- [Written problem]
Each line of the material below that holds the word "name" needs to be copied.

── Information supplied ──

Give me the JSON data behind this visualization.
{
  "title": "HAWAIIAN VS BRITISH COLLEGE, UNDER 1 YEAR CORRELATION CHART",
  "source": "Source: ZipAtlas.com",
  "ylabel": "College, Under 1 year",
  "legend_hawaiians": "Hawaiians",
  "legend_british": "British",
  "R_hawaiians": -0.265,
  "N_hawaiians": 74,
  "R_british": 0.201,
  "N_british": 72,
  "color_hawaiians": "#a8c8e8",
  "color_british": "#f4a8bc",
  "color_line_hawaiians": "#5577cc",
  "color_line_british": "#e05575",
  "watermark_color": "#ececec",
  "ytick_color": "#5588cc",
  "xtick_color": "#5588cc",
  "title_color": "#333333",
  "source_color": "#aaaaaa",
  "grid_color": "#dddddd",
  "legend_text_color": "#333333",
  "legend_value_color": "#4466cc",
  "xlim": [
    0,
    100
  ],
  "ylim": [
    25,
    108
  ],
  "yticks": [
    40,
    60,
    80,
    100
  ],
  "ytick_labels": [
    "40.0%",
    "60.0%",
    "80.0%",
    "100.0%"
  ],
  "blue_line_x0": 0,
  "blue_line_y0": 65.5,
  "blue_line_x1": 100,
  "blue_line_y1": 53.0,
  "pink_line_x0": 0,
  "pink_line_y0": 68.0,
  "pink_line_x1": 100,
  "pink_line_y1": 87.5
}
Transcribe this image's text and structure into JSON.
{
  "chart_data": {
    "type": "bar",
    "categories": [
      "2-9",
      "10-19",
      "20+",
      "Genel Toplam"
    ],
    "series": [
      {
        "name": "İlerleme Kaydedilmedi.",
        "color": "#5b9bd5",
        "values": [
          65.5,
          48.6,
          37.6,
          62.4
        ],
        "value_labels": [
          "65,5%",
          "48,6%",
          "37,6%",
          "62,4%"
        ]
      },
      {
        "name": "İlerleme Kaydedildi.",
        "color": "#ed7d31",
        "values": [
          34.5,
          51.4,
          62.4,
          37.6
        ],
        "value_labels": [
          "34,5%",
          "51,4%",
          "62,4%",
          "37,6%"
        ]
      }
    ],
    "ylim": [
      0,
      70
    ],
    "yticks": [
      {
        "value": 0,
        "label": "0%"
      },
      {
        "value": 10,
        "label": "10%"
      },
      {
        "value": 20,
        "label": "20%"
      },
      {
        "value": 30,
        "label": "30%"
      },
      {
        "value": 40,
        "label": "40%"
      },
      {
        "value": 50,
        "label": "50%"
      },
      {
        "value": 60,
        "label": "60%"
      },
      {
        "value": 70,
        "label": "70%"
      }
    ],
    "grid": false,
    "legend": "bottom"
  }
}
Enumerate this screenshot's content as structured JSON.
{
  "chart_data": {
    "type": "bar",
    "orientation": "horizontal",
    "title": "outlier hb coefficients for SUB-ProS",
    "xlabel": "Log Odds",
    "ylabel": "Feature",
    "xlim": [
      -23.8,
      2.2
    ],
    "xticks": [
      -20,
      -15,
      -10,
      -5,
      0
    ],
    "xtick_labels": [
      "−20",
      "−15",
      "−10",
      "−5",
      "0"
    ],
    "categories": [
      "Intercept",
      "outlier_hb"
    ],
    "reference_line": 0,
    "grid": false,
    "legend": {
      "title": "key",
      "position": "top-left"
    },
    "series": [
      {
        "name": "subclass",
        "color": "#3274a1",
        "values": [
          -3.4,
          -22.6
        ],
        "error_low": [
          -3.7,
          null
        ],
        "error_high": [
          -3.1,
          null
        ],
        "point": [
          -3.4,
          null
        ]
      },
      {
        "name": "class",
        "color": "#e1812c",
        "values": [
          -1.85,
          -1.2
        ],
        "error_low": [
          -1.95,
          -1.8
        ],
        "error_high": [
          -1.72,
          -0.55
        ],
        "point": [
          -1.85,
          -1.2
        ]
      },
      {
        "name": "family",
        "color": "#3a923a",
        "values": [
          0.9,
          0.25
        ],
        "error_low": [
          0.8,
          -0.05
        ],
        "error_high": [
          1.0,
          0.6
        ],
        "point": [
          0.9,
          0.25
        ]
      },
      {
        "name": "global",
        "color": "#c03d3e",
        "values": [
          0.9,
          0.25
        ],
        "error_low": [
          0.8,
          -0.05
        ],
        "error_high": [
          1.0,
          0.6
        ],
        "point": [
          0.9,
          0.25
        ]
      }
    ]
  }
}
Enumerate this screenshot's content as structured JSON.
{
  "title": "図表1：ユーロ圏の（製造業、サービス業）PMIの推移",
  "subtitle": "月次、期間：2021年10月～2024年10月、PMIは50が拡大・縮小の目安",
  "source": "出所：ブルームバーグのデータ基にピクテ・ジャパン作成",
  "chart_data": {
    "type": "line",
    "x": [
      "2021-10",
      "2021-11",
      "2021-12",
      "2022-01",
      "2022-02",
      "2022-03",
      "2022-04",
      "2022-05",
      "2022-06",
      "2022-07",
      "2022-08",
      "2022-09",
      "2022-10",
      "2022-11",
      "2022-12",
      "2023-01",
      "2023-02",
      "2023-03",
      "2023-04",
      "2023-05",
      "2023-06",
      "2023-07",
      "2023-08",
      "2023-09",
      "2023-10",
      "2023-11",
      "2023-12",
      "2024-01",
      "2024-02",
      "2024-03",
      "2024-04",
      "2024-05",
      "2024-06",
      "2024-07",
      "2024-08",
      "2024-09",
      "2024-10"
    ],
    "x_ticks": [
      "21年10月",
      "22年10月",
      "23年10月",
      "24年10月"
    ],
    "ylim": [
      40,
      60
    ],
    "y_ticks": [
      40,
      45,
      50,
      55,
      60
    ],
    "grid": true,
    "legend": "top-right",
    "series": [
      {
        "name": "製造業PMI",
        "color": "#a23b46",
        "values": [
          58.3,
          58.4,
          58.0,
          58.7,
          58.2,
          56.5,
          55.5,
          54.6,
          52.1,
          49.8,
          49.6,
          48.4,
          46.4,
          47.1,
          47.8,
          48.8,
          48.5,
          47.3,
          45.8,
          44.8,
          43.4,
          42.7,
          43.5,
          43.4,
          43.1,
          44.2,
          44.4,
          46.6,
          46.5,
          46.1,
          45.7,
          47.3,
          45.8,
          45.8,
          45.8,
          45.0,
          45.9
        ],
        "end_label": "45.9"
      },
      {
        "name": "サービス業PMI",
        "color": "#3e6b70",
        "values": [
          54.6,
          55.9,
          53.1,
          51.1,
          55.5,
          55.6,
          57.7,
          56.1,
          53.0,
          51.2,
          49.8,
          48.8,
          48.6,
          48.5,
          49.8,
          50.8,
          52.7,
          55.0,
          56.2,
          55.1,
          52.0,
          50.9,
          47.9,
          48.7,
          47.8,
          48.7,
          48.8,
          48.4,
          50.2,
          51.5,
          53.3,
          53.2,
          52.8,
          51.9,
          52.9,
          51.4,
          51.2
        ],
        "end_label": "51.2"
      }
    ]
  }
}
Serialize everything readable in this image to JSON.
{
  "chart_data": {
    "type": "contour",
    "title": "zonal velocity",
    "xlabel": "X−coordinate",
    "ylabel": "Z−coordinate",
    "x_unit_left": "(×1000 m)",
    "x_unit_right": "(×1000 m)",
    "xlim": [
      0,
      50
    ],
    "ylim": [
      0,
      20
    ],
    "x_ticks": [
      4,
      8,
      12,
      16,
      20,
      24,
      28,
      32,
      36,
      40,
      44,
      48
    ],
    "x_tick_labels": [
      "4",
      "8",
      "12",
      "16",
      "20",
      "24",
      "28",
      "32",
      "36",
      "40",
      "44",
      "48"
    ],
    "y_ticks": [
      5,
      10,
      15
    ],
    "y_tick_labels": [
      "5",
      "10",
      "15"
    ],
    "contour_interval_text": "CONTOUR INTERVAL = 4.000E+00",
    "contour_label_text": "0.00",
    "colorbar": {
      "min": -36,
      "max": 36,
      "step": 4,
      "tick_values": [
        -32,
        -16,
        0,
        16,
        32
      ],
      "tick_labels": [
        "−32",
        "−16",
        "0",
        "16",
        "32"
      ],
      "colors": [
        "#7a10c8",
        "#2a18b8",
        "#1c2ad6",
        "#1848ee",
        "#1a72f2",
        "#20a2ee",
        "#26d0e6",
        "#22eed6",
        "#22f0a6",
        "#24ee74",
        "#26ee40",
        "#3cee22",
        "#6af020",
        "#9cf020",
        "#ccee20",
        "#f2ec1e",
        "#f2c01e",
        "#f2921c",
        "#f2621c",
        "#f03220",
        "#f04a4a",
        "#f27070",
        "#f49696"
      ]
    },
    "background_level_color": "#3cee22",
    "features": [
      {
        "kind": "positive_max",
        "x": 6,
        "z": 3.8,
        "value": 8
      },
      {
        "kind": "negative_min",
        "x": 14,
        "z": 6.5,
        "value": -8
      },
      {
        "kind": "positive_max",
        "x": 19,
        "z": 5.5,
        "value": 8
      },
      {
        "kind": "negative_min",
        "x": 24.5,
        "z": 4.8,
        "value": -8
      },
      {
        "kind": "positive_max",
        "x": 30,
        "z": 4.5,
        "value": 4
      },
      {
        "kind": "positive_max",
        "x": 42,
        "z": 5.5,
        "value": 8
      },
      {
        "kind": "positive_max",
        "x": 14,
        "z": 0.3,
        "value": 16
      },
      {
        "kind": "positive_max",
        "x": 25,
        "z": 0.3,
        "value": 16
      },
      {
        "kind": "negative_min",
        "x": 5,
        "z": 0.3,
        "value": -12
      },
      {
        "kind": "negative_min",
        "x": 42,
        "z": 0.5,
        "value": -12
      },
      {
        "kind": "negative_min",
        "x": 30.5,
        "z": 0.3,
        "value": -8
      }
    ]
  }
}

───

- [Written response]
        "name": "İlerleme Kaydedilmedi.",
        "name": "İlerleme Kaydedildi.",
        "name": "subclass",
        "name": "class",
        "name": "family",
        "name": "global",
        "name": "製造業PMI",
        "name": "サービス業PMI",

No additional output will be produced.